(Data entries for graphics)
********

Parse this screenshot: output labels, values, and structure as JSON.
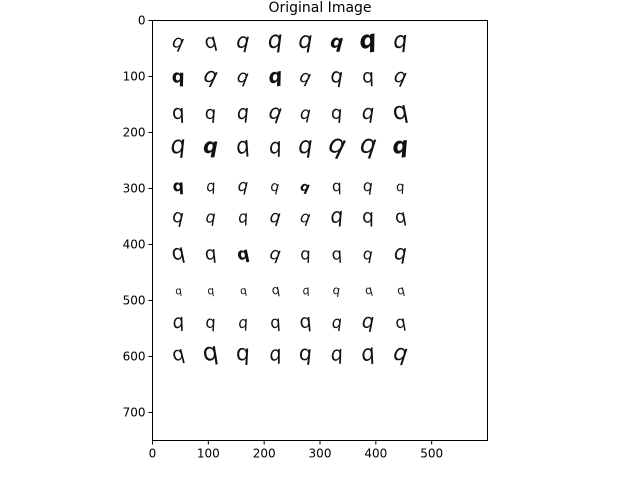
{
  "figure": {
    "title": "Original Image"
  },
  "chart_data": {
    "type": "image",
    "title": "Original Image",
    "xlabel": "",
    "ylabel": "",
    "xlim": [
      0,
      600
    ],
    "ylim": [
      750,
      0
    ],
    "y_inverted": true,
    "x_ticks": [
      0,
      100,
      200,
      300,
      400,
      500
    ],
    "y_ticks": [
      0,
      100,
      200,
      300,
      400,
      500,
      600,
      700
    ],
    "grid": false,
    "content": {
      "description_rows": 10,
      "description_cols": 8,
      "cell_text": [
        [
          "q",
          "q",
          "q",
          "q",
          "q",
          "q",
          "q",
          "q"
        ],
        [
          "q",
          "q",
          "q",
          "q",
          "q",
          "q",
          "q",
          "q"
        ],
        [
          "q",
          "q",
          "q",
          "q",
          "q",
          "q",
          "q",
          "q"
        ],
        [
          "q",
          "q",
          "q",
          "q",
          "q",
          "q",
          "q",
          "q"
        ],
        [
          "q",
          "q",
          "q",
          "q",
          "q",
          "q",
          "q",
          "q"
        ],
        [
          "q",
          "q",
          "q",
          "q",
          "q",
          "q",
          "q",
          "q"
        ],
        [
          "q",
          "q",
          "q",
          "q",
          "q",
          "q",
          "q",
          "q"
        ],
        [
          "q",
          "q",
          "q",
          "q",
          "q",
          "q",
          "q",
          "q"
        ],
        [
          "q",
          "q",
          "q",
          "q",
          "q",
          "q",
          "q",
          "q"
        ],
        [
          "q",
          "q",
          "q",
          "q",
          "q",
          "q",
          "q",
          "q"
        ]
      ]
    },
    "colors": {
      "ink": "#111111",
      "axis": "#000000",
      "background": "#ffffff"
    }
  }
}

********

EXERCISE BRIEF
The listing above needs to be output again exactly. Don't include the pictures.

SOLUTION
Parse this screenshot: output labels, values, and structure as JSON.
{
  "figure": {
    "title": "Original Image"
  },
  "chart_data": {
    "type": "image",
    "title": "Original Image",
    "xlabel": "",
    "ylabel": "",
    "xlim": [
      0,
      600
    ],
    "ylim": [
      750,
      0
    ],
    "y_inverted": true,
    "x_ticks": [
      0,
      100,
      200,
      300,
      400,
      500
    ],
    "y_ticks": [
      0,
      100,
      200,
      300,
      400,
      500,
      600,
      700
    ],
    "grid": false,
    "content": {
      "description_rows": 10,
      "description_cols": 8,
      "cell_text": [
        [
          "q",
          "q",
          "q",
          "q",
          "q",
          "q",
          "q",
          "q"
        ],
        [
          "q",
          "q",
          "q",
          "q",
          "q",
          "q",
          "q",
          "q"
        ],
        [
          "q",
          "q",
          "q",
          "q",
          "q",
          "q",
          "q",
          "q"
        ],
        [
          "q",
          "q",
          "q",
          "q",
          "q",
          "q",
          "q",
          "q"
        ],
        [
          "q",
          "q",
          "q",
          "q",
          "q",
          "q",
          "q",
          "q"
        ],
        [
          "q",
          "q",
          "q",
          "q",
          "q",
          "q",
          "q",
          "q"
        ],
        [
          "q",
          "q",
          "q",
          "q",
          "q",
          "q",
          "q",
          "q"
        ],
        [
          "q",
          "q",
          "q",
          "q",
          "q",
          "q",
          "q",
          "q"
        ],
        [
          "q",
          "q",
          "q",
          "q",
          "q",
          "q",
          "q",
          "q"
        ],
        [
          "q",
          "q",
          "q",
          "q",
          "q",
          "q",
          "q",
          "q"
        ]
      ]
    },
    "colors": {
      "ink": "#111111",
      "axis": "#000000",
      "background": "#ffffff"
    }
  }
}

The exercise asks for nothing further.